## Your goal
Without the pictures, copy the entries below word for word.

===============

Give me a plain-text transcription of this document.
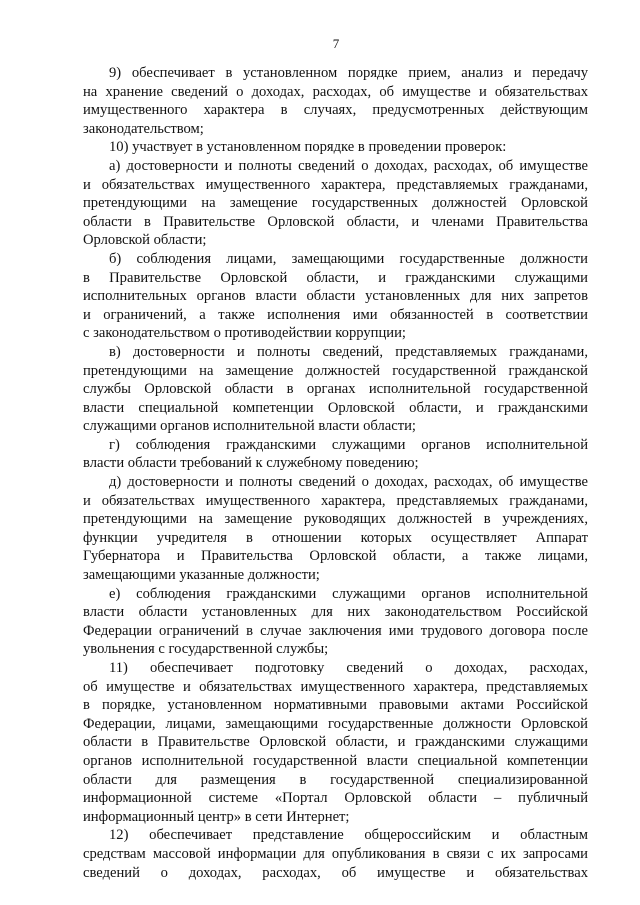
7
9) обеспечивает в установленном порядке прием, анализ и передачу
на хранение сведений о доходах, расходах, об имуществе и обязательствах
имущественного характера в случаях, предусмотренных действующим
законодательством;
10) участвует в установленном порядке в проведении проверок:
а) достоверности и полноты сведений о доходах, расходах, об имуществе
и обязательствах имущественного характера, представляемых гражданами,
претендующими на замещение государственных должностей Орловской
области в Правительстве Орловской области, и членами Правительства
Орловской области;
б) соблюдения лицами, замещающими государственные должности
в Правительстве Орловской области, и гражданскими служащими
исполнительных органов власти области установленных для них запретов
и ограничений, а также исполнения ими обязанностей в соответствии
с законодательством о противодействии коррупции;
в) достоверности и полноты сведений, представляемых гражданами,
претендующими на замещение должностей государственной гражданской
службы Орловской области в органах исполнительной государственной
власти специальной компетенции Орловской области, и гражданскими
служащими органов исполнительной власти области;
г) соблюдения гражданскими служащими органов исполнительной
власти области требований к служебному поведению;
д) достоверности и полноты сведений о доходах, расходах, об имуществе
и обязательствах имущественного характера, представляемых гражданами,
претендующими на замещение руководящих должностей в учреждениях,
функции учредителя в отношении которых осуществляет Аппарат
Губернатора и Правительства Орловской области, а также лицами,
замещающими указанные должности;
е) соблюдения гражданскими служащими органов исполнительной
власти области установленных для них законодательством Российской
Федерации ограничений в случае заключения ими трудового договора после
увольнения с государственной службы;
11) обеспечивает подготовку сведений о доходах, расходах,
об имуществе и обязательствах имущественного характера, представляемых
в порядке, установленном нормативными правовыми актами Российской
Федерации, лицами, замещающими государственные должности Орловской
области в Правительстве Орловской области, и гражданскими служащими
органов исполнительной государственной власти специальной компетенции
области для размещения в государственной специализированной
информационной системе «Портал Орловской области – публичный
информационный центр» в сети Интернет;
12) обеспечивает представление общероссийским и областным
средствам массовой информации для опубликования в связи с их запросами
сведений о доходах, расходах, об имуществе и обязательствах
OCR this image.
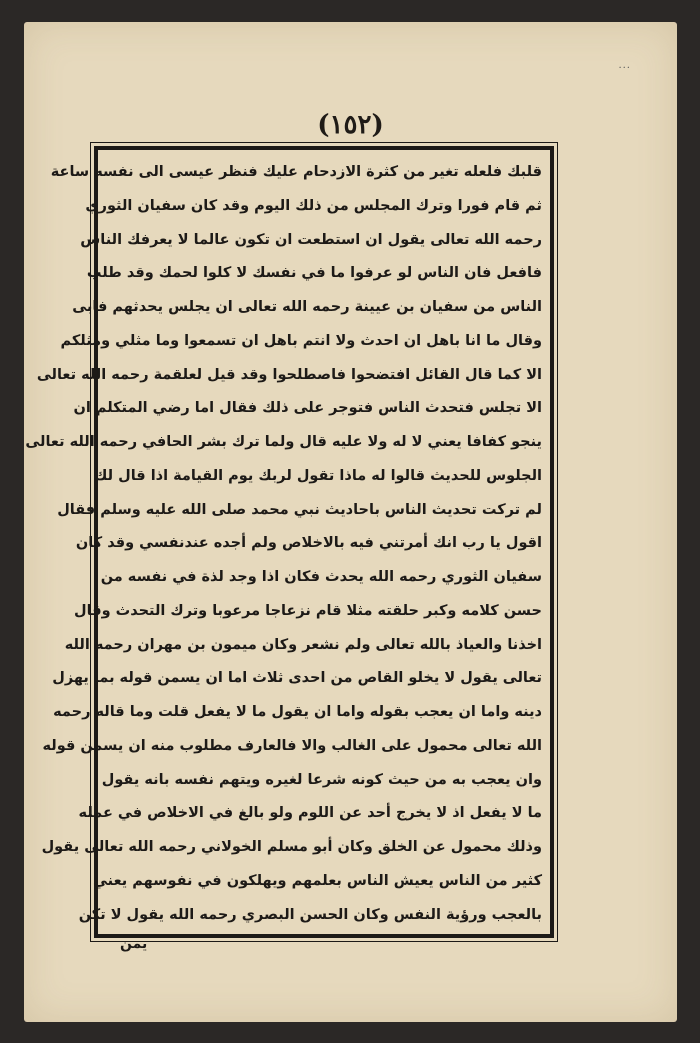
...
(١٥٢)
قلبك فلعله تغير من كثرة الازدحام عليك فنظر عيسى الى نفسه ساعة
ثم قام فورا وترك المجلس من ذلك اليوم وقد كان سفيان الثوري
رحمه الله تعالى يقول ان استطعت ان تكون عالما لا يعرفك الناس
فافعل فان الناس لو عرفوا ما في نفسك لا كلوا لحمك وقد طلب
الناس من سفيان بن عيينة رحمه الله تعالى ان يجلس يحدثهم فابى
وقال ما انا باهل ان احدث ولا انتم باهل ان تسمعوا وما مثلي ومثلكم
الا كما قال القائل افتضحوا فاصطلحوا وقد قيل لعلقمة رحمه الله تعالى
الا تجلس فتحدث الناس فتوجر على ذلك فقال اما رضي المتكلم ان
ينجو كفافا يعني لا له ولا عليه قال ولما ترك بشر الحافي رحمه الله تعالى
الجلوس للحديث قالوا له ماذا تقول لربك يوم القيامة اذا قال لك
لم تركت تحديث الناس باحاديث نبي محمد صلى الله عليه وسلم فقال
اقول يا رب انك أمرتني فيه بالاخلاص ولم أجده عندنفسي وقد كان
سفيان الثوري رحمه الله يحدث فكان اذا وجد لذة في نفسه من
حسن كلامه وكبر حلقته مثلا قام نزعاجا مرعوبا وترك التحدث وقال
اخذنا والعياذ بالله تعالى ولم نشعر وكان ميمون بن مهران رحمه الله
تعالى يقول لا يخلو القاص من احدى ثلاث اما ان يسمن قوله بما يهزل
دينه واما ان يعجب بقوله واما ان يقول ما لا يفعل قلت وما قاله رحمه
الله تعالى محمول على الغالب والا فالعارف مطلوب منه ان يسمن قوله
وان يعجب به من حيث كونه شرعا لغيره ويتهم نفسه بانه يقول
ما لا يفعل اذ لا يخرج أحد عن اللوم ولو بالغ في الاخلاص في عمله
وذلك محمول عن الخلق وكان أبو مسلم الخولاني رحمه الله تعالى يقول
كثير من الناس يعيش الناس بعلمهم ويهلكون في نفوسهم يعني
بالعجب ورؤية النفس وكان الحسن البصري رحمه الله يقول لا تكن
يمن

===============

## Response to this task
Give me a plain-text transcription of this document.
7
9) обеспечивает в установленном порядке прием, анализ и передачу
на хранение сведений о доходах, расходах, об имуществе и обязательствах
имущественного характера в случаях, предусмотренных действующим
законодательством;
10) участвует в установленном порядке в проведении проверок:
а) достоверности и полноты сведений о доходах, расходах, об имуществе
и обязательствах имущественного характера, представляемых гражданами,
претендующими на замещение государственных должностей Орловской
области в Правительстве Орловской области, и членами Правительства
Орловской области;
б) соблюдения лицами, замещающими государственные должности
в Правительстве Орловской области, и гражданскими служащими
исполнительных органов власти области установленных для них запретов
и ограничений, а также исполнения ими обязанностей в соответствии
с законодательством о противодействии коррупции;
в) достоверности и полноты сведений, представляемых гражданами,
претендующими на замещение должностей государственной гражданской
службы Орловской области в органах исполнительной государственной
власти специальной компетенции Орловской области, и гражданскими
служащими органов исполнительной власти области;
г) соблюдения гражданскими служащими органов исполнительной
власти области требований к служебному поведению;
д) достоверности и полноты сведений о доходах, расходах, об имуществе
и обязательствах имущественного характера, представляемых гражданами,
претендующими на замещение руководящих должностей в учреждениях,
функции учредителя в отношении которых осуществляет Аппарат
Губернатора и Правительства Орловской области, а также лицами,
замещающими указанные должности;
е) соблюдения гражданскими служащими органов исполнительной
власти области установленных для них законодательством Российской
Федерации ограничений в случае заключения ими трудового договора после
увольнения с государственной службы;
11) обеспечивает подготовку сведений о доходах, расходах,
об имуществе и обязательствах имущественного характера, представляемых
в порядке, установленном нормативными правовыми актами Российской
Федерации, лицами, замещающими государственные должности Орловской
области в Правительстве Орловской области, и гражданскими служащими
органов исполнительной государственной власти специальной компетенции
области для размещения в государственной специализированной
информационной системе «Портал Орловской области – публичный
информационный центр» в сети Интернет;
12) обеспечивает представление общероссийским и областным
средствам массовой информации для опубликования в связи с их запросами
сведений о доходах, расходах, об имуществе и обязательствах
OCR this image.
...
(١٥٢)
قلبك فلعله تغير من كثرة الازدحام عليك فنظر عيسى الى نفسه ساعة
ثم قام فورا وترك المجلس من ذلك اليوم وقد كان سفيان الثوري
رحمه الله تعالى يقول ان استطعت ان تكون عالما لا يعرفك الناس
فافعل فان الناس لو عرفوا ما في نفسك لا كلوا لحمك وقد طلب
الناس من سفيان بن عيينة رحمه الله تعالى ان يجلس يحدثهم فابى
وقال ما انا باهل ان احدث ولا انتم باهل ان تسمعوا وما مثلي ومثلكم
الا كما قال القائل افتضحوا فاصطلحوا وقد قيل لعلقمة رحمه الله تعالى
الا تجلس فتحدث الناس فتوجر على ذلك فقال اما رضي المتكلم ان
ينجو كفافا يعني لا له ولا عليه قال ولما ترك بشر الحافي رحمه الله تعالى
الجلوس للحديث قالوا له ماذا تقول لربك يوم القيامة اذا قال لك
لم تركت تحديث الناس باحاديث نبي محمد صلى الله عليه وسلم فقال
اقول يا رب انك أمرتني فيه بالاخلاص ولم أجده عندنفسي وقد كان
سفيان الثوري رحمه الله يحدث فكان اذا وجد لذة في نفسه من
حسن كلامه وكبر حلقته مثلا قام نزعاجا مرعوبا وترك التحدث وقال
اخذنا والعياذ بالله تعالى ولم نشعر وكان ميمون بن مهران رحمه الله
تعالى يقول لا يخلو القاص من احدى ثلاث اما ان يسمن قوله بما يهزل
دينه واما ان يعجب بقوله واما ان يقول ما لا يفعل قلت وما قاله رحمه
الله تعالى محمول على الغالب والا فالعارف مطلوب منه ان يسمن قوله
وان يعجب به من حيث كونه شرعا لغيره ويتهم نفسه بانه يقول
ما لا يفعل اذ لا يخرج أحد عن اللوم ولو بالغ في الاخلاص في عمله
وذلك محمول عن الخلق وكان أبو مسلم الخولاني رحمه الله تعالى يقول
كثير من الناس يعيش الناس بعلمهم ويهلكون في نفوسهم يعني
بالعجب ورؤية النفس وكان الحسن البصري رحمه الله يقول لا تكن
يمن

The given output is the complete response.